#### DOCUMENT EXCERPT ####
Our picks, in order of conviction. Every course on this list has been vetted — nothing here just because it ranked well on an aggregator.

Point Hardy Golf Club at Cabot Saint Lucia

$175+

Coore and Crenshaw routed this on a peninsula at the northern tip of the island, and six holes sit directly on the ocean. The closing stretch runs along cliffs hanging over the Atlantic — 16, 17, and 18 are as good a finishing run as anything in the Caribbean. Wind off the water is constant and the green complexes punish anything tentative; play it twice if your itinerary allows.

Resort · 18 holes · Par 71
coore-crenshawcliffsidebucket-list

Sandals Saint Lucia Golf & Country Club at Cap Estate

$50–$100

The island's original 18-hole course, a few minutes from Cabot's gate in Cap Estate. It's not in Point Hardy's universe — fairways are tight, conditioning is uneven, and the routing is pretty standard tropical parkland — but it's the only real second option on the island if you absolutely need 36 holes. Decent value and views of the Atlantic from a few holes.
####
[COMPLETE THE FOLLOWING]:
A – In the golf course text, revise the passage starting with "Point Hardy Golf" and going on through "your itinerary allows." so that "peninsula" becomes "headland".
B – According to the golf course text, how many holes at Point Hardy sit directly on the ocean?
C – Check each statement against the golf course text and answer yes or no, quoting the words that decide it: (i) Point Hardy is listed at $175 or more. (ii) The Sandals course at Cap Estate has wide fairways. (iii) Point Hardy is a par 72 course.
#### DATASET SECTION ####
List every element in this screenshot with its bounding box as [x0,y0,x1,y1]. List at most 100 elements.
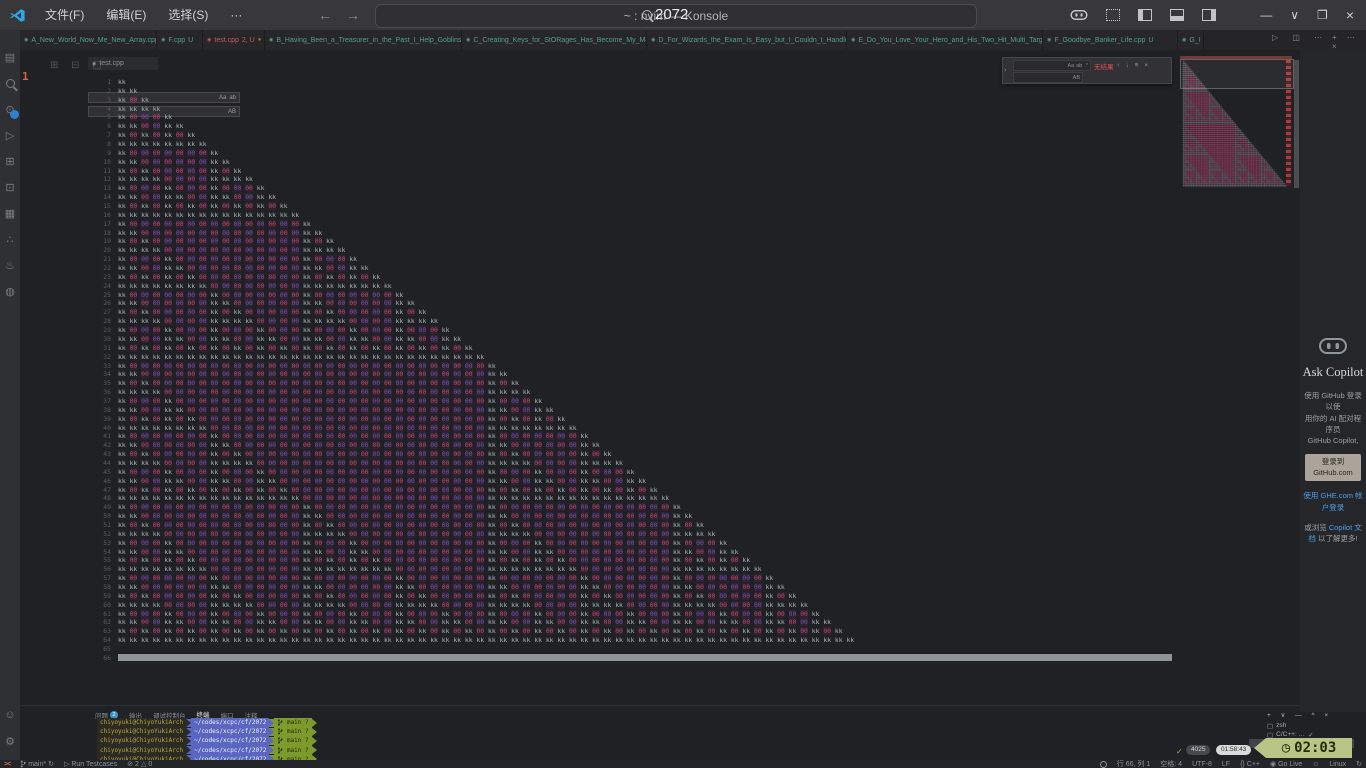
####
[RESULTS FOR EACH TASK]:
A –
Point Hardy Golf Club at Cabot Saint Lucia

$175+

Coore and Crenshaw routed this on a headland at the northern tip of the island, and six holes sit directly on the ocean. The closing stretch runs along cliffs hanging over the Atlantic — 16, 17, and 18 are as good a finishing run as anything in the Caribbean. Wind off the water is constant and the green complexes punish anything tentative; play it twice if your itinerary allows.

B – Six holes sit directly on the ocean.

C –
(i) Yes: "$175+"
(ii) No: "fairways are tight"
(iii) No: "Par 71"